Task objective:
What is the number of lines below that contain the word "https"? Give only that number.
:::::
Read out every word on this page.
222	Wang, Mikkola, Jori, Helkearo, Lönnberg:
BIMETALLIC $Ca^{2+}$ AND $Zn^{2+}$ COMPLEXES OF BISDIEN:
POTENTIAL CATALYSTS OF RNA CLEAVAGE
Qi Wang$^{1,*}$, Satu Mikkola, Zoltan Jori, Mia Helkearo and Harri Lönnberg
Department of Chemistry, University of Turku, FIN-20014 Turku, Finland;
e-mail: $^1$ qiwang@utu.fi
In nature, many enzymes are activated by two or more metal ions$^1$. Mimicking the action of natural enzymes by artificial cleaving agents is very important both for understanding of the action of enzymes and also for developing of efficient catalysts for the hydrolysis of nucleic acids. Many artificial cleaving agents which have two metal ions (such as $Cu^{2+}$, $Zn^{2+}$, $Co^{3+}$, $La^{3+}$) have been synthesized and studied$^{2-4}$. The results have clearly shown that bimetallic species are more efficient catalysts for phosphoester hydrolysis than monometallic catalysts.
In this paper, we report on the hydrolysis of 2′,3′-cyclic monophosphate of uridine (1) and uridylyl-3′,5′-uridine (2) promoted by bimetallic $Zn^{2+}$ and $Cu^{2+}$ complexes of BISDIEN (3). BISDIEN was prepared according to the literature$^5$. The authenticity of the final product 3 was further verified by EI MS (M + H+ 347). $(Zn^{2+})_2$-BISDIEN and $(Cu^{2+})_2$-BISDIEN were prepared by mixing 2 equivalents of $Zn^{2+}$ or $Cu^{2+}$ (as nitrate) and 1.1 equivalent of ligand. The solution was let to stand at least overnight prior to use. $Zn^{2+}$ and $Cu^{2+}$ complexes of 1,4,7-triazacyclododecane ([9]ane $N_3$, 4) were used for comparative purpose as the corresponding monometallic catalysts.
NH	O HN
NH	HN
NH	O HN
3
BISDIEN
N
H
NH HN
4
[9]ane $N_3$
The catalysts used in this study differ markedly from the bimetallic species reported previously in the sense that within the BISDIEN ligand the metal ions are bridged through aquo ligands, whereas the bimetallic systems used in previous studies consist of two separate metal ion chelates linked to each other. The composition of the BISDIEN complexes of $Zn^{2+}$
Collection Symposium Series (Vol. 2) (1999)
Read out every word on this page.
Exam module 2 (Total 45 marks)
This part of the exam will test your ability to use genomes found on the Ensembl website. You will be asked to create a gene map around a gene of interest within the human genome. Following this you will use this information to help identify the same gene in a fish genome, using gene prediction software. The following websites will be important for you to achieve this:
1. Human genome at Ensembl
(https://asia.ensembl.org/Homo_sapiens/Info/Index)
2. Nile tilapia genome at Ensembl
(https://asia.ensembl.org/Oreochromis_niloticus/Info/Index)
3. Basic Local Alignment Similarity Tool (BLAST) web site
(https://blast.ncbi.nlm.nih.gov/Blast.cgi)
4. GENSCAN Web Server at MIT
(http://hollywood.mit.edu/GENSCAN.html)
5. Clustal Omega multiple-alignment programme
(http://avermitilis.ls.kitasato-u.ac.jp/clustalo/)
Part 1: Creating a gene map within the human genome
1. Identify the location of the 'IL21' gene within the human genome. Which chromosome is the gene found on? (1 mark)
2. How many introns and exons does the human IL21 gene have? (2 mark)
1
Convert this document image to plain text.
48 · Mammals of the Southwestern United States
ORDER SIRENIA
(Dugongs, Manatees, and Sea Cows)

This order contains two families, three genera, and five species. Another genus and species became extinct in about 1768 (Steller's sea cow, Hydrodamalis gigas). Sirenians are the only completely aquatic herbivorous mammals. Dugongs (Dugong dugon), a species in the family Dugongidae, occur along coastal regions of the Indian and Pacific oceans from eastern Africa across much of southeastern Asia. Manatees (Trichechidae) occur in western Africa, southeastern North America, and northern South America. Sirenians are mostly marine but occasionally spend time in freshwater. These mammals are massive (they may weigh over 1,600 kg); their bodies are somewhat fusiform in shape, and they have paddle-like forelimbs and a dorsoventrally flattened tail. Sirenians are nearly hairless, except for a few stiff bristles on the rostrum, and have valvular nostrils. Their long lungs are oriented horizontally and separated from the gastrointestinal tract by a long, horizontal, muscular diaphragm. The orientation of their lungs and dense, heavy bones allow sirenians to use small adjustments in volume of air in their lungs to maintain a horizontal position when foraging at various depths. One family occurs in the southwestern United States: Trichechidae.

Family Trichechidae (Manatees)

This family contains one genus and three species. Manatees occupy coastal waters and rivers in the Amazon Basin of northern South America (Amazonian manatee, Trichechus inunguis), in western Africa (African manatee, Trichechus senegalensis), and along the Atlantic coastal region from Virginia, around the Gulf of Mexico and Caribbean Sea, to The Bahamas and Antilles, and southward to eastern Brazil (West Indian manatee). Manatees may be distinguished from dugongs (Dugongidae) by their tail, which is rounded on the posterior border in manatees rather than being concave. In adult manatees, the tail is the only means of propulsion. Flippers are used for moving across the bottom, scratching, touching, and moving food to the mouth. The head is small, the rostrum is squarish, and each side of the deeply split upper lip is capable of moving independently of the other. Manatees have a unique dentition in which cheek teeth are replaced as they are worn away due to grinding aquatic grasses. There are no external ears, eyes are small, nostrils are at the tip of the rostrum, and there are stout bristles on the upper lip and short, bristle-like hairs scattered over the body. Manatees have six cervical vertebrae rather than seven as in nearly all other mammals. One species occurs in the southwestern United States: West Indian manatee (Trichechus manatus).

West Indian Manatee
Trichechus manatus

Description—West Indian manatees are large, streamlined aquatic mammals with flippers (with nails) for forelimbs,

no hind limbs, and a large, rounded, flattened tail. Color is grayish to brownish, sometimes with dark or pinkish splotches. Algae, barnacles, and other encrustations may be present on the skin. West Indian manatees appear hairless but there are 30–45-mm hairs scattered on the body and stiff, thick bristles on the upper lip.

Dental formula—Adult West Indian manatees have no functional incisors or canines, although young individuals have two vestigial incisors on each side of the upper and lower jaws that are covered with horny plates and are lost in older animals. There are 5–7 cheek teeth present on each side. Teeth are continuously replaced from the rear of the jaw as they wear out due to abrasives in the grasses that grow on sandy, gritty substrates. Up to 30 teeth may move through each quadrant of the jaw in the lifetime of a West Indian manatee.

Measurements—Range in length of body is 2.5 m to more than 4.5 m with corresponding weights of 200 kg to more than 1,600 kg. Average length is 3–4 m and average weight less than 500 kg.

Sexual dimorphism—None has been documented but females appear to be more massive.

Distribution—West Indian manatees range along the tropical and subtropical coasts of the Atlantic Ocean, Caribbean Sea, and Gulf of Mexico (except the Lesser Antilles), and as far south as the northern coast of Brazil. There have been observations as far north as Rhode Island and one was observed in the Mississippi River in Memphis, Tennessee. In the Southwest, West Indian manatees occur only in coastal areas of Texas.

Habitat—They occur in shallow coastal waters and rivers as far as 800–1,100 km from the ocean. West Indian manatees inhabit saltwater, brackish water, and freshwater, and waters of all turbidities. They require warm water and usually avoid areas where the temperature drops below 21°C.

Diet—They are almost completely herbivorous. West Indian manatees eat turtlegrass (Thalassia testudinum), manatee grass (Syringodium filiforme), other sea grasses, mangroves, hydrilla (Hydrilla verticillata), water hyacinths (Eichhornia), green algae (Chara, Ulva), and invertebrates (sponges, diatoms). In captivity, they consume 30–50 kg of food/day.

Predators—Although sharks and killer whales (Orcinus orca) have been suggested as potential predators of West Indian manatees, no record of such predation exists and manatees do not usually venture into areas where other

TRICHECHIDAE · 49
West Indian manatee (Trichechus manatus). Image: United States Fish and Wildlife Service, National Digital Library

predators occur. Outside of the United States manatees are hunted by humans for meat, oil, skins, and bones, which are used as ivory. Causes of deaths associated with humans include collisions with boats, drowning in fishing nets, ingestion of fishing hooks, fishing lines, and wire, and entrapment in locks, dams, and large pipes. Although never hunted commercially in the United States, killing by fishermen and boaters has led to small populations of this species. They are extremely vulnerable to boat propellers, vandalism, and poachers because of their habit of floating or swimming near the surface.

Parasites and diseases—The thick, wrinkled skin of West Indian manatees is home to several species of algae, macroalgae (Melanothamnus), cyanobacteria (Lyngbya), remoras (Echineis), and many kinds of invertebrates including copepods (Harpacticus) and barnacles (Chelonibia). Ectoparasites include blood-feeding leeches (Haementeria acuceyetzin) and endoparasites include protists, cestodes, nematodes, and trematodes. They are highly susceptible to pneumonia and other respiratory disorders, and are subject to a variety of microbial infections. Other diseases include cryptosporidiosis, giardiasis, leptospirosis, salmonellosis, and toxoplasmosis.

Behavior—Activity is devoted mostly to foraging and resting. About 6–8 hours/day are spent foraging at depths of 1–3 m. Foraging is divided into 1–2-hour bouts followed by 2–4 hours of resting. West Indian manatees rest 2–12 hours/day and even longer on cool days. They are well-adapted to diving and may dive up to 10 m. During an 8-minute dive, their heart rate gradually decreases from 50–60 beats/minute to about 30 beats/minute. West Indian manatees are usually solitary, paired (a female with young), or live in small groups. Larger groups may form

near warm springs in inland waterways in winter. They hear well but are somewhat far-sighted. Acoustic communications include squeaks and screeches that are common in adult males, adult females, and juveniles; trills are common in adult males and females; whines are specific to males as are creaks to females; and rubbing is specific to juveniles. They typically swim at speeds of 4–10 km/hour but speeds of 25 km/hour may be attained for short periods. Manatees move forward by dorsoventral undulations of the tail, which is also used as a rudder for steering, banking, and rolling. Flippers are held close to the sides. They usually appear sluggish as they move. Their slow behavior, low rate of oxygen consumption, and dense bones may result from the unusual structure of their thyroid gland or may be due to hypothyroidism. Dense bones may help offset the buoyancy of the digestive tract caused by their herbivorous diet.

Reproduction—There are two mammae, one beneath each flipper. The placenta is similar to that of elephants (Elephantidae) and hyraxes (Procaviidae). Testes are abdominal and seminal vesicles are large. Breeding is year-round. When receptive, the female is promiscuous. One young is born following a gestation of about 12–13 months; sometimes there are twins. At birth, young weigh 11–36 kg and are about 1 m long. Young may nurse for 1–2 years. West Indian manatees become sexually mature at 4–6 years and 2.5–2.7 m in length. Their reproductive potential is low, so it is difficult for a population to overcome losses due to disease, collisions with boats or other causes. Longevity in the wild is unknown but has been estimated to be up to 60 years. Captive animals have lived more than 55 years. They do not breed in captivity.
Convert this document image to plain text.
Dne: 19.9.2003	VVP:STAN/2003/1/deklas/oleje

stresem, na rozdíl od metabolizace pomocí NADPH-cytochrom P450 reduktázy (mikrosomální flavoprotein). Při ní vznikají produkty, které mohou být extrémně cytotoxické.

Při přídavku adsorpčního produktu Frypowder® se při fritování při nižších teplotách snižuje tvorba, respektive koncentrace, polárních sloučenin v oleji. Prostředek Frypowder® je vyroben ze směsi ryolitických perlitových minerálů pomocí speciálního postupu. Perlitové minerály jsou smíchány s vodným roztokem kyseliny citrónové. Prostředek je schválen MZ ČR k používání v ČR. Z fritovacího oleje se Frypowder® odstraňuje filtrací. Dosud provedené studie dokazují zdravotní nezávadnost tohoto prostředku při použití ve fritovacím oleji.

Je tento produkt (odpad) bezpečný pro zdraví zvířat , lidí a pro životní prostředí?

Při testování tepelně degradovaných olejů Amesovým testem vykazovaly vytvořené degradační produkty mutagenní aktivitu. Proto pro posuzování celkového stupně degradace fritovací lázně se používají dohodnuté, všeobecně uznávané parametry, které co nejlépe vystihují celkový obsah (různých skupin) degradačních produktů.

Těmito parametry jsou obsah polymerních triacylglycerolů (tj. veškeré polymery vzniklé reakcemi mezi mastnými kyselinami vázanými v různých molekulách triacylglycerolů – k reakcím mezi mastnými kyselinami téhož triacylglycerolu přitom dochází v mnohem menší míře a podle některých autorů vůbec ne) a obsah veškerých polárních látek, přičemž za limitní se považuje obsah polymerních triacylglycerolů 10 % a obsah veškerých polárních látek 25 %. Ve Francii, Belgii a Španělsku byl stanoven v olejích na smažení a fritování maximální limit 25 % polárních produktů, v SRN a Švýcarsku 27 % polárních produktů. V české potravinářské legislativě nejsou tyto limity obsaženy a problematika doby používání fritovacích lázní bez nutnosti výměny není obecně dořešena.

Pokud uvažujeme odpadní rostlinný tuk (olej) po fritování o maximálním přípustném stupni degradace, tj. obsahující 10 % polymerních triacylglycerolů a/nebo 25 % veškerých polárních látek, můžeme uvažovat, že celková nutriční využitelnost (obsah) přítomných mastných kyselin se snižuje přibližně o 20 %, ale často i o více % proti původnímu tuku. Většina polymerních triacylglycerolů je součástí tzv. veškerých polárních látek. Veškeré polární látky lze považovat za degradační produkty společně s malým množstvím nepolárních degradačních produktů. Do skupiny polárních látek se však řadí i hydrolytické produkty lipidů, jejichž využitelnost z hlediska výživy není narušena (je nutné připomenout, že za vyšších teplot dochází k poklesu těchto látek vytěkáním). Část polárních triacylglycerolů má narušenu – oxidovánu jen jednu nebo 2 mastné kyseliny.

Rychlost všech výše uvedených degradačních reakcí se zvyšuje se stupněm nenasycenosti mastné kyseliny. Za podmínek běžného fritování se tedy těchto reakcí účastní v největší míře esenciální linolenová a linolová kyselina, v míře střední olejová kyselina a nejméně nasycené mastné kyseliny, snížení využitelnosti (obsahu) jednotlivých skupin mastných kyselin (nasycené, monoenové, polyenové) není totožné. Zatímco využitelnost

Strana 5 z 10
:::::
Response to the exercise:
3